* _WHAT TO WORK ON_
Write out all of the entries that follow, word for word, but skip the pictures.

§ §

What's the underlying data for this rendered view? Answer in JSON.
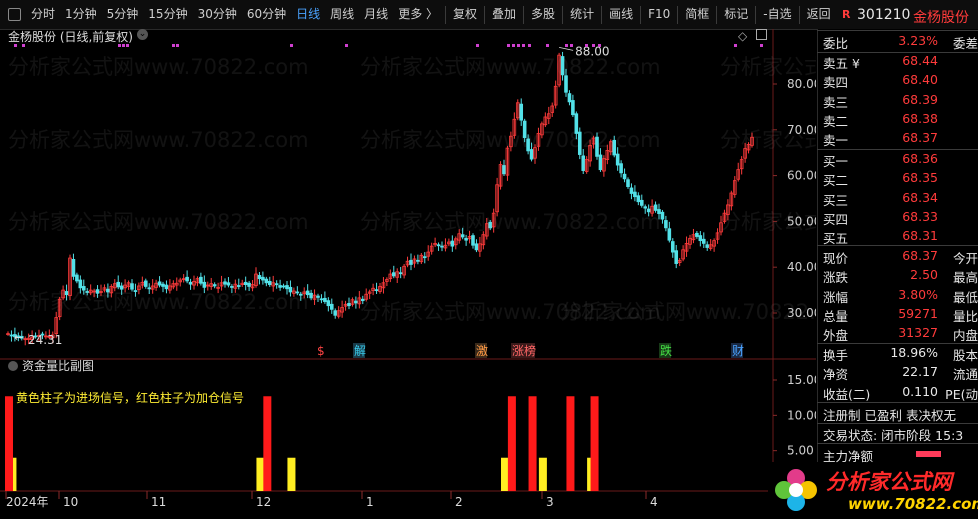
{
  "toolbar": {
    "periods": [
      "分时",
      "1分钟",
      "5分钟",
      "15分钟",
      "30分钟",
      "60分钟",
      "日线",
      "周线",
      "月线",
      "更多 〉"
    ],
    "active": "日线",
    "actions": [
      "复权",
      "叠加",
      "多股",
      "统计",
      "画线",
      "F10",
      "简框",
      "标记",
      "-自选",
      "返回"
    ]
  },
  "chart": {
    "title": "金杨股份 (日线,前复权)",
    "y_ticks": [
      "80.00",
      "70.00",
      "60.00",
      "50.00",
      "40.00",
      "30.00"
    ],
    "high_label": "88.00",
    "low_label": "24.31",
    "markers": [
      "$",
      "解",
      "激",
      "涨榜",
      "跌",
      "财"
    ],
    "x_labels": [
      "2024年",
      "10",
      "11",
      "12",
      "1",
      "2",
      "3",
      "4"
    ]
  },
  "sub": {
    "title": "资金量比副图",
    "note": "黄色柱子为进场信号，红色柱子为加仓信号",
    "y_ticks": [
      "15.00",
      "10.00",
      "5.00"
    ]
  },
  "chart_data": {
    "type": "bar",
    "title": "资金量比副图",
    "series": [
      {
        "name": "黄色柱子",
        "x": [
          1,
          73,
          82,
          144,
          155,
          169
        ],
        "values": [
          4,
          4,
          4,
          4,
          4,
          4
        ]
      },
      {
        "name": "红色柱子",
        "x": [
          0,
          75,
          146,
          152,
          163,
          170
        ],
        "values": [
          12.7,
          12.7,
          12.7,
          12.7,
          12.7,
          12.7
        ]
      }
    ],
    "ylim": [
      0,
      16
    ]
  },
  "quote": {
    "flag": "R",
    "code": "301210",
    "name": "金杨股份",
    "weibi_label": "委比",
    "weibi": "3.23%",
    "weicha": "委差",
    "sell": [
      {
        "label": "卖五 ¥",
        "price": "68.44"
      },
      {
        "label": "卖四",
        "price": "68.40"
      },
      {
        "label": "卖三",
        "price": "68.39"
      },
      {
        "label": "卖二",
        "price": "68.38"
      },
      {
        "label": "卖一",
        "price": "68.37"
      }
    ],
    "buy": [
      {
        "label": "买一",
        "price": "68.36"
      },
      {
        "label": "买二",
        "price": "68.35"
      },
      {
        "label": "买三",
        "price": "68.34"
      },
      {
        "label": "买四",
        "price": "68.33"
      },
      {
        "label": "买五",
        "price": "68.31"
      }
    ],
    "stats": [
      {
        "k": "现价",
        "v": "68.37",
        "e": "今开"
      },
      {
        "k": "涨跌",
        "v": "2.50",
        "e": "最高"
      },
      {
        "k": "涨幅",
        "v": "3.80%",
        "e": "最低"
      },
      {
        "k": "总量",
        "v": "59271",
        "e": "量比"
      },
      {
        "k": "外盘",
        "v": "31327",
        "e": "内盘"
      }
    ],
    "stats2": [
      {
        "k": "换手",
        "v": "18.96%",
        "e": "股本"
      },
      {
        "k": "净资",
        "v": "22.17",
        "e": "流通"
      },
      {
        "k": "收益(二)",
        "v": "0.110",
        "e": "PE(动"
      }
    ],
    "reg": "注册制  已盈利  表决权无",
    "state": "交易状态: 闭市阶段 15:3",
    "zhuli": "主力净额"
  },
  "watermark": "分析家公式网www.70822.com",
  "logo": {
    "text": "分析家公式网",
    "url": "www.70822.com"
  }
}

§ §

* _SOLUTION TO THIS TASK_
What's the underlying data for this rendered view? Answer in JSON.
{
  "toolbar": {
    "periods": [
      "分时",
      "1分钟",
      "5分钟",
      "15分钟",
      "30分钟",
      "60分钟",
      "日线",
      "周线",
      "月线",
      "更多 〉"
    ],
    "active": "日线",
    "actions": [
      "复权",
      "叠加",
      "多股",
      "统计",
      "画线",
      "F10",
      "简框",
      "标记",
      "-自选",
      "返回"
    ]
  },
  "chart": {
    "title": "金杨股份 (日线,前复权)",
    "y_ticks": [
      "80.00",
      "70.00",
      "60.00",
      "50.00",
      "40.00",
      "30.00"
    ],
    "high_label": "88.00",
    "low_label": "24.31",
    "markers": [
      "$",
      "解",
      "激",
      "涨榜",
      "跌",
      "财"
    ],
    "x_labels": [
      "2024年",
      "10",
      "11",
      "12",
      "1",
      "2",
      "3",
      "4"
    ]
  },
  "sub": {
    "title": "资金量比副图",
    "note": "黄色柱子为进场信号，红色柱子为加仓信号",
    "y_ticks": [
      "15.00",
      "10.00",
      "5.00"
    ]
  },
  "chart_data": {
    "type": "bar",
    "title": "资金量比副图",
    "series": [
      {
        "name": "黄色柱子",
        "x": [
          1,
          73,
          82,
          144,
          155,
          169
        ],
        "values": [
          4,
          4,
          4,
          4,
          4,
          4
        ]
      },
      {
        "name": "红色柱子",
        "x": [
          0,
          75,
          146,
          152,
          163,
          170
        ],
        "values": [
          12.7,
          12.7,
          12.7,
          12.7,
          12.7,
          12.7
        ]
      }
    ],
    "ylim": [
      0,
      16
    ]
  },
  "quote": {
    "flag": "R",
    "code": "301210",
    "name": "金杨股份",
    "weibi_label": "委比",
    "weibi": "3.23%",
    "weicha": "委差",
    "sell": [
      {
        "label": "卖五 ¥",
        "price": "68.44"
      },
      {
        "label": "卖四",
        "price": "68.40"
      },
      {
        "label": "卖三",
        "price": "68.39"
      },
      {
        "label": "卖二",
        "price": "68.38"
      },
      {
        "label": "卖一",
        "price": "68.37"
      }
    ],
    "buy": [
      {
        "label": "买一",
        "price": "68.36"
      },
      {
        "label": "买二",
        "price": "68.35"
      },
      {
        "label": "买三",
        "price": "68.34"
      },
      {
        "label": "买四",
        "price": "68.33"
      },
      {
        "label": "买五",
        "price": "68.31"
      }
    ],
    "stats": [
      {
        "k": "现价",
        "v": "68.37",
        "e": "今开"
      },
      {
        "k": "涨跌",
        "v": "2.50",
        "e": "最高"
      },
      {
        "k": "涨幅",
        "v": "3.80%",
        "e": "最低"
      },
      {
        "k": "总量",
        "v": "59271",
        "e": "量比"
      },
      {
        "k": "外盘",
        "v": "31327",
        "e": "内盘"
      }
    ],
    "stats2": [
      {
        "k": "换手",
        "v": "18.96%",
        "e": "股本"
      },
      {
        "k": "净资",
        "v": "22.17",
        "e": "流通"
      },
      {
        "k": "收益(二)",
        "v": "0.110",
        "e": "PE(动"
      }
    ],
    "reg": "注册制  已盈利  表决权无",
    "state": "交易状态: 闭市阶段 15:3",
    "zhuli": "主力净额"
  },
  "watermark": "分析家公式网www.70822.com",
  "logo": {
    "text": "分析家公式网",
    "url": "www.70822.com"
  }
}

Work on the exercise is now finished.